* [Exercise directions]:
Where a line holds "label", copy it.

## BEGIN

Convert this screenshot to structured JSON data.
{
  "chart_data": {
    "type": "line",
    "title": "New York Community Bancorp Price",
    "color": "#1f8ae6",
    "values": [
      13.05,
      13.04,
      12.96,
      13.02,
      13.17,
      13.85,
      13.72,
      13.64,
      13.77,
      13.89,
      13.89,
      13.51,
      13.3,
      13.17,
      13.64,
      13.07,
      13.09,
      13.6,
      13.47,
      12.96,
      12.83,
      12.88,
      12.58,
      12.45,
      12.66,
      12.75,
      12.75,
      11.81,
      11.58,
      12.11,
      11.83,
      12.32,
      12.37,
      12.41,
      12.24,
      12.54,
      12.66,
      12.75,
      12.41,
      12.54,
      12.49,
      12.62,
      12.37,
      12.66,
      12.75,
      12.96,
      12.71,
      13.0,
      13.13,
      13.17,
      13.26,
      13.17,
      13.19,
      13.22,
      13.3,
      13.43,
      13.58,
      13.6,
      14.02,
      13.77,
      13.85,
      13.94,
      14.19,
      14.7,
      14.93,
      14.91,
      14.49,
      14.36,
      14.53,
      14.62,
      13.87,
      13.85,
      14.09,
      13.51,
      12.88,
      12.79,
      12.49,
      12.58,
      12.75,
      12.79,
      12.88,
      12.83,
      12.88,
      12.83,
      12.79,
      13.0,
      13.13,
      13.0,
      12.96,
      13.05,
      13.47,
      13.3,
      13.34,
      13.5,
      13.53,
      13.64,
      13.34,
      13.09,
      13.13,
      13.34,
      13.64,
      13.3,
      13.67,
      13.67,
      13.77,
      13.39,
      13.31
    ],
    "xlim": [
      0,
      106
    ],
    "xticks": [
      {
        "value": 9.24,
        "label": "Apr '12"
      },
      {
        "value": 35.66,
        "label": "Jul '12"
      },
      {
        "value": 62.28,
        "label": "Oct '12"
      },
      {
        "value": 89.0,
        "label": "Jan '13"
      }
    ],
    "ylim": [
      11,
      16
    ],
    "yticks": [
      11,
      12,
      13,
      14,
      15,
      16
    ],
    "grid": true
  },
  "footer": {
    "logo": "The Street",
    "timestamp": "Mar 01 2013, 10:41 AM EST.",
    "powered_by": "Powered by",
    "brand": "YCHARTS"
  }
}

## END

* [Solution to this task]:
        "label": "Apr '12"
        "label": "Jul '12"
        "label": "Oct '12"
        "label": "Jan '13"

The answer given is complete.